*** Material for the task

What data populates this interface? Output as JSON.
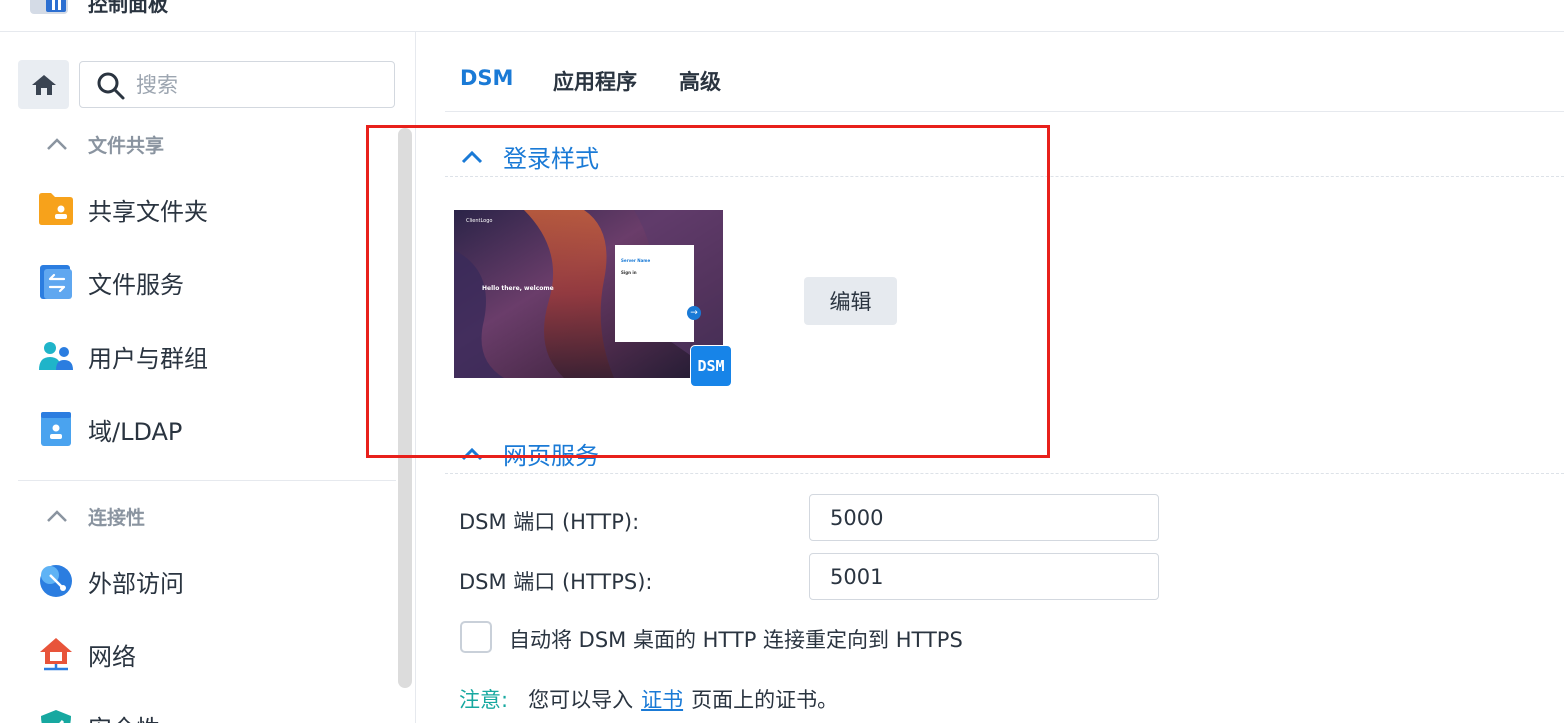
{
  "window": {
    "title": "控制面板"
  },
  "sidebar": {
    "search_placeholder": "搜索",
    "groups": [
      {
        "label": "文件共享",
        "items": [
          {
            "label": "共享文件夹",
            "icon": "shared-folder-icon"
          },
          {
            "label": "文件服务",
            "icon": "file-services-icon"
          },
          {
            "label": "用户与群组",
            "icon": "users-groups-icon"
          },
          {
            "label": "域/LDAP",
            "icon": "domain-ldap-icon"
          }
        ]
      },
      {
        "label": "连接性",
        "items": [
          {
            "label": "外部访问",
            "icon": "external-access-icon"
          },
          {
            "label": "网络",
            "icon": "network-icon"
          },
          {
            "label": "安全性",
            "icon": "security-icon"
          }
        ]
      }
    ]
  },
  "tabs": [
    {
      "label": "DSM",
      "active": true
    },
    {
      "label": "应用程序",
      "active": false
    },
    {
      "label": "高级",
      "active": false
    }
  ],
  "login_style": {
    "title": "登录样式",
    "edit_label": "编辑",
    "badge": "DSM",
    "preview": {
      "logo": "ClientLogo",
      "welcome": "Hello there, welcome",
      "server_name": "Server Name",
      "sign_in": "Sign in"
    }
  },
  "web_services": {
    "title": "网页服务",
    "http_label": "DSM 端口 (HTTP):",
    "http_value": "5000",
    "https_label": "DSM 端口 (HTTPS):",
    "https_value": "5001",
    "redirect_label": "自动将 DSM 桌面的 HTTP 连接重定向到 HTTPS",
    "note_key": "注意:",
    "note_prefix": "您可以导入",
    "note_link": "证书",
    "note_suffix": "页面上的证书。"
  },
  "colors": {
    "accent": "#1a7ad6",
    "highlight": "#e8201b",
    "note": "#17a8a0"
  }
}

******
*** Material for the task

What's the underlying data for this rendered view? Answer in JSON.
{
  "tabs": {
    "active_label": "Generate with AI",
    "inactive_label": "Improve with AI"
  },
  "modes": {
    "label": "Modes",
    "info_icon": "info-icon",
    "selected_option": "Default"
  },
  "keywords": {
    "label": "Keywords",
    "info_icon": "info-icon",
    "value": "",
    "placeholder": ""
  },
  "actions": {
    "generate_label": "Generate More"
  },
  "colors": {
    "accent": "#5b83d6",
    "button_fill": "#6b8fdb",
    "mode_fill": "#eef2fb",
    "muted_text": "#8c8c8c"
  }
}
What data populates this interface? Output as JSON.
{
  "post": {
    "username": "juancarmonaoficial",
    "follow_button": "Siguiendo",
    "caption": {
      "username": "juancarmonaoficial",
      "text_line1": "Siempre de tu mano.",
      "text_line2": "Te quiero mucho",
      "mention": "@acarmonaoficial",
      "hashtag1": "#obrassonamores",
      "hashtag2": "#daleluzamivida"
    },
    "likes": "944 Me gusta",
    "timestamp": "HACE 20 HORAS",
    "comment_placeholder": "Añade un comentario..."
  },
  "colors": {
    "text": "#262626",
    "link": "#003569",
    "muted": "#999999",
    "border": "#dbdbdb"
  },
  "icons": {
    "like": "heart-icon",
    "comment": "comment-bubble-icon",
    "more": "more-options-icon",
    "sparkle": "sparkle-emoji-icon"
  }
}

******

=== Requirement ===
Reply with only the number of lines in the material above where the string "username" appears.

=== Task output ===
2